■ Work instructions
With the images left out, print all of the records below exactly.

Records from a collection:
◇ ◇ ◇ ◇ ◇ ◇ ◇

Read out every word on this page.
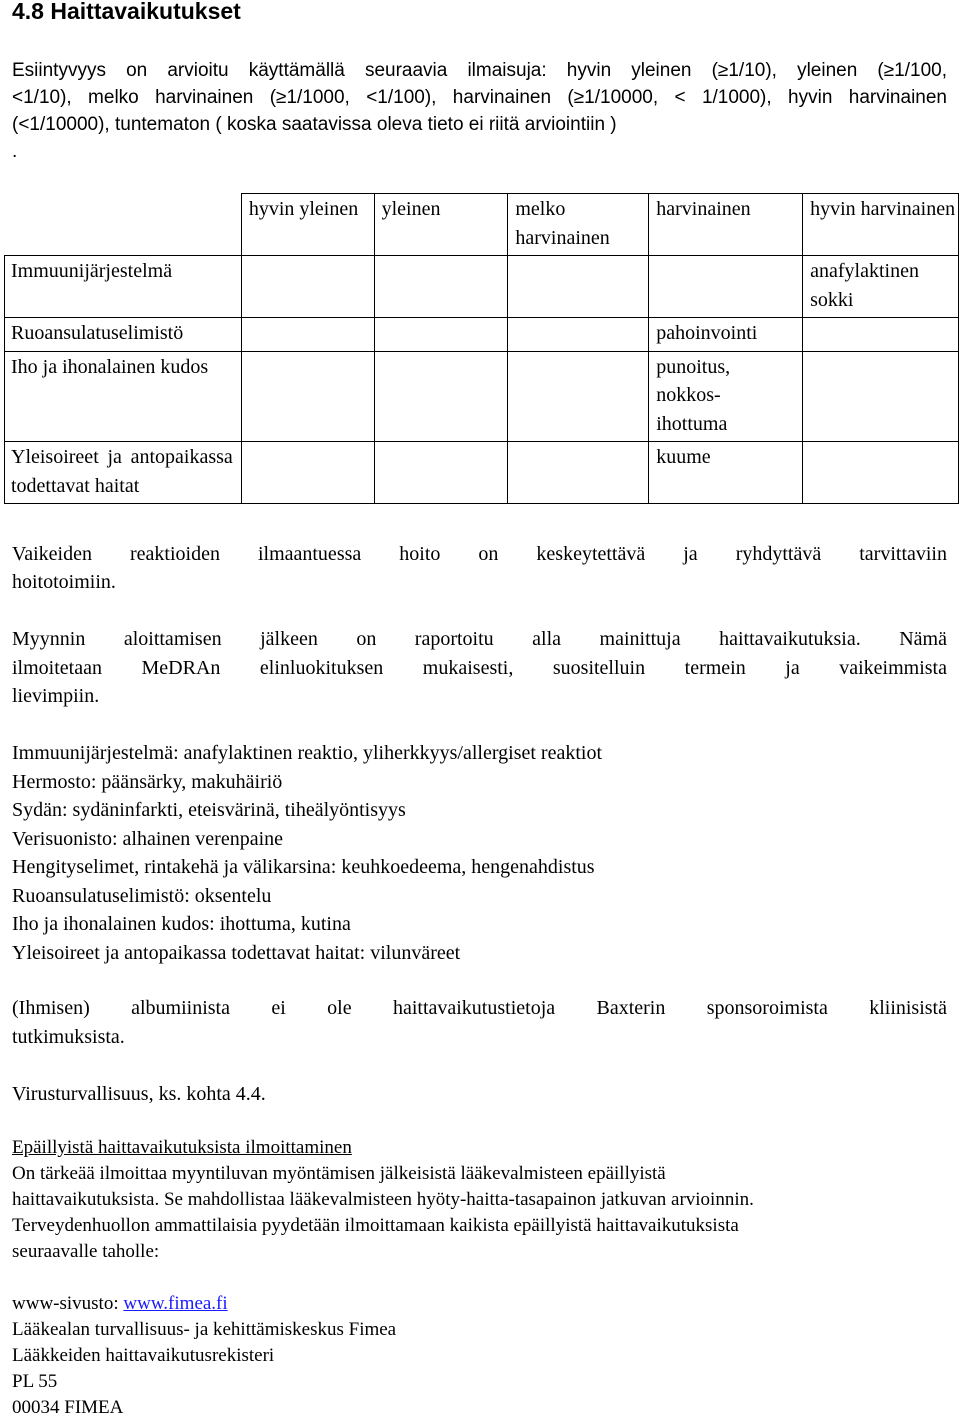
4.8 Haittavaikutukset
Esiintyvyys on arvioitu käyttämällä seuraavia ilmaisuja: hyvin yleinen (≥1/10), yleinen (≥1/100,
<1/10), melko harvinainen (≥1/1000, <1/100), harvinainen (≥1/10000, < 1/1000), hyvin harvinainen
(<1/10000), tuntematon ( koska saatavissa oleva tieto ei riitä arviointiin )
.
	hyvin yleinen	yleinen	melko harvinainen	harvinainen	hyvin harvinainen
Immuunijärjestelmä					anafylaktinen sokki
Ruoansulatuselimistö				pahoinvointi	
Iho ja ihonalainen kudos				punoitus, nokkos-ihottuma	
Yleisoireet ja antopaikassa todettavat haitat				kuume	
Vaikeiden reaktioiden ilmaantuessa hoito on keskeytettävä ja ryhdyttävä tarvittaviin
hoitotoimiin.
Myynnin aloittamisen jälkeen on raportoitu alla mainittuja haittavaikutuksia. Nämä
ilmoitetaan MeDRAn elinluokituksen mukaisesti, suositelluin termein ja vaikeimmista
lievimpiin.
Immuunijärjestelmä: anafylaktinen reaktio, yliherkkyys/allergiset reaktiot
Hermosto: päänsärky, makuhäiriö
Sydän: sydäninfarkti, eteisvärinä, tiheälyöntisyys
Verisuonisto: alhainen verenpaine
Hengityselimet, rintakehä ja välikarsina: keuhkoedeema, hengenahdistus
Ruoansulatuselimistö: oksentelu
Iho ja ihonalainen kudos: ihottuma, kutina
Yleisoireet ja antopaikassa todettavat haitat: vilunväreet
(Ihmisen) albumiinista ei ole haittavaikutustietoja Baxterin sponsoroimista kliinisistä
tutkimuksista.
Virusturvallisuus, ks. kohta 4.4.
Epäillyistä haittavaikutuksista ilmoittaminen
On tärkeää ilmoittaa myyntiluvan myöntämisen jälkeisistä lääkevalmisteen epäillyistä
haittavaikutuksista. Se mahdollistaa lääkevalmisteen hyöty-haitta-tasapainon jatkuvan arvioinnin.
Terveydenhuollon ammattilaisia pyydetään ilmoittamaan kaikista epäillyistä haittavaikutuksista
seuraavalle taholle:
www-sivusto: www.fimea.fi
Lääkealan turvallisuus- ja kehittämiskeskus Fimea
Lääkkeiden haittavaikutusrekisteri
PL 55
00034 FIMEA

◇ ◇ ◇ ◇ ◇ ◇ ◇

■ Finished task
Read out every word on this page.
4.8 Haittavaikutukset
Esiintyvyys on arvioitu käyttämällä seuraavia ilmaisuja: hyvin yleinen (≥1/10), yleinen (≥1/100,
<1/10), melko harvinainen (≥1/1000, <1/100), harvinainen (≥1/10000, < 1/1000), hyvin harvinainen
(<1/10000), tuntematon ( koska saatavissa oleva tieto ei riitä arviointiin )
.
	hyvin yleinen	yleinen	melko harvinainen	harvinainen	hyvin harvinainen
Immuunijärjestelmä					anafylaktinen sokki
Ruoansulatuselimistö				pahoinvointi	
Iho ja ihonalainen kudos				punoitus, nokkos-ihottuma	
Yleisoireet ja antopaikassa todettavat haitat				kuume	
Vaikeiden reaktioiden ilmaantuessa hoito on keskeytettävä ja ryhdyttävä tarvittaviin
hoitotoimiin.
Myynnin aloittamisen jälkeen on raportoitu alla mainittuja haittavaikutuksia. Nämä
ilmoitetaan MeDRAn elinluokituksen mukaisesti, suositelluin termein ja vaikeimmista
lievimpiin.
Immuunijärjestelmä: anafylaktinen reaktio, yliherkkyys/allergiset reaktiot
Hermosto: päänsärky, makuhäiriö
Sydän: sydäninfarkti, eteisvärinä, tiheälyöntisyys
Verisuonisto: alhainen verenpaine
Hengityselimet, rintakehä ja välikarsina: keuhkoedeema, hengenahdistus
Ruoansulatuselimistö: oksentelu
Iho ja ihonalainen kudos: ihottuma, kutina
Yleisoireet ja antopaikassa todettavat haitat: vilunväreet
(Ihmisen) albumiinista ei ole haittavaikutustietoja Baxterin sponsoroimista kliinisistä
tutkimuksista.
Virusturvallisuus, ks. kohta 4.4.
Epäillyistä haittavaikutuksista ilmoittaminen
On tärkeää ilmoittaa myyntiluvan myöntämisen jälkeisistä lääkevalmisteen epäillyistä
haittavaikutuksista. Se mahdollistaa lääkevalmisteen hyöty-haitta-tasapainon jatkuvan arvioinnin.
Terveydenhuollon ammattilaisia pyydetään ilmoittamaan kaikista epäillyistä haittavaikutuksista
seuraavalle taholle:
www-sivusto: www.fimea.fi
Lääkealan turvallisuus- ja kehittämiskeskus Fimea
Lääkkeiden haittavaikutusrekisteri
PL 55
00034 FIMEA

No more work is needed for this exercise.